> [STATED EXERCISE] From the entries below, list each line with "document".

--- BEGIN LISTING ---

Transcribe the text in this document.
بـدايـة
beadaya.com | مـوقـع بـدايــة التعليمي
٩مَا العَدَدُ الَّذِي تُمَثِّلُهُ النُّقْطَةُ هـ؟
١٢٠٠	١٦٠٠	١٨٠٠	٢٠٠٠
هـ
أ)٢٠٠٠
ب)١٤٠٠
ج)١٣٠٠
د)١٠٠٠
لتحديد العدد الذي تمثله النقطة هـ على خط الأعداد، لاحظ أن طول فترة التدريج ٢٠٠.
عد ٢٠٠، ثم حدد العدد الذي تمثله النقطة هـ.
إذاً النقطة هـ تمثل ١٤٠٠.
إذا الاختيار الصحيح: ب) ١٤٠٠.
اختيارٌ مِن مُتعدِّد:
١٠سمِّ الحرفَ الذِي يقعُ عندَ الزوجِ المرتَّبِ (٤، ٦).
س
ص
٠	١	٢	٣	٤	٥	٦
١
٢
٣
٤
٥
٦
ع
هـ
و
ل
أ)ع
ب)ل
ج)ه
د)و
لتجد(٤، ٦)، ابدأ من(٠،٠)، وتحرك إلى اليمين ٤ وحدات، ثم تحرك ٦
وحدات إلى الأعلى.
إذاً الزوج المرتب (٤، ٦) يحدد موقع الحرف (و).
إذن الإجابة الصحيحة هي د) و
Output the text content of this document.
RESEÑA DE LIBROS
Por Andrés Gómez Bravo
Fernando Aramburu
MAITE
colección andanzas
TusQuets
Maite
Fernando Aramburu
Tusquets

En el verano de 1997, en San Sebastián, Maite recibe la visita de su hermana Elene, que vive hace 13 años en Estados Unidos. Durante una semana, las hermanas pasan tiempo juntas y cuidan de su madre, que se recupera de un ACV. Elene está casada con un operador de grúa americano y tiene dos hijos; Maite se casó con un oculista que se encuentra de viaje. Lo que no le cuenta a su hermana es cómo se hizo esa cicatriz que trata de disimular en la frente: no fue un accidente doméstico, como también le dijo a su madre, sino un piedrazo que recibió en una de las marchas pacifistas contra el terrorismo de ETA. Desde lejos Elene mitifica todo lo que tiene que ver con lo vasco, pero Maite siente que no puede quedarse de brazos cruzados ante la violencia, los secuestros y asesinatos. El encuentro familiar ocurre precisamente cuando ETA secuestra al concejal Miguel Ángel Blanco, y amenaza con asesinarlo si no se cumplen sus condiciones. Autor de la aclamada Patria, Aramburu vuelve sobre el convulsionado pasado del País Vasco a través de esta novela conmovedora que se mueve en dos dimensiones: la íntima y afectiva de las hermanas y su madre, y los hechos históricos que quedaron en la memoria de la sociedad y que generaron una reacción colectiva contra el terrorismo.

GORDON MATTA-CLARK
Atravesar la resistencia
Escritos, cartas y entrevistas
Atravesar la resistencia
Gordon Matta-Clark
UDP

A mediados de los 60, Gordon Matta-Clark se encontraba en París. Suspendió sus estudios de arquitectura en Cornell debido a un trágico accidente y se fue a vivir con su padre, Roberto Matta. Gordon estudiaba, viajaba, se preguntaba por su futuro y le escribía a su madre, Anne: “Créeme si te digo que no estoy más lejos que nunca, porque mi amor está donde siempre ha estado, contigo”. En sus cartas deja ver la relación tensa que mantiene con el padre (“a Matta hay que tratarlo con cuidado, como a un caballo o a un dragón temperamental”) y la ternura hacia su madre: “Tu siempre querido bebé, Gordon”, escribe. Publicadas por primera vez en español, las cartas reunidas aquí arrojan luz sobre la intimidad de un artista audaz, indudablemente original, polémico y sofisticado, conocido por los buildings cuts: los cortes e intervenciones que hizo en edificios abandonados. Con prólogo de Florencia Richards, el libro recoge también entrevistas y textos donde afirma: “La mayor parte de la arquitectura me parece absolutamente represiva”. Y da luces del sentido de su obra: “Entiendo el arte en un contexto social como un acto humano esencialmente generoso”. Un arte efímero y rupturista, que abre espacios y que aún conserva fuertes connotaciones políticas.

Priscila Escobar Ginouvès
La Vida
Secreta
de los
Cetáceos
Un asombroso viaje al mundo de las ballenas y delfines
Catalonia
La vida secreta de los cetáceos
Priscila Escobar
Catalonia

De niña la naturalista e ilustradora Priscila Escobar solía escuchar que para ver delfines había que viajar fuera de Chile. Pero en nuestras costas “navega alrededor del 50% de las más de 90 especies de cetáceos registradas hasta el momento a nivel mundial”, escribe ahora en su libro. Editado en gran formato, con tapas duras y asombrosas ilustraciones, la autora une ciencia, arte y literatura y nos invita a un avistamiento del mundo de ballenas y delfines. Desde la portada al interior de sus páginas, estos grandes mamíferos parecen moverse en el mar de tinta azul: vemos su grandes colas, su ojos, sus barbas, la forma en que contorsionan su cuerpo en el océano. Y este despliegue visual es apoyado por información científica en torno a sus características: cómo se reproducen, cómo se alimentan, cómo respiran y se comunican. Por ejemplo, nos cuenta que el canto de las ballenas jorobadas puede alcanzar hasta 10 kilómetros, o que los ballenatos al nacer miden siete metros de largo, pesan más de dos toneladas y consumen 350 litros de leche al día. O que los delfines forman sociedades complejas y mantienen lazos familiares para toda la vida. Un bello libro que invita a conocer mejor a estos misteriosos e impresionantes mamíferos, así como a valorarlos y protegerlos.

--- END LISTING ---

> [TASK SOLUTION]
Transcribe the text in this document.
Output the text content of this document.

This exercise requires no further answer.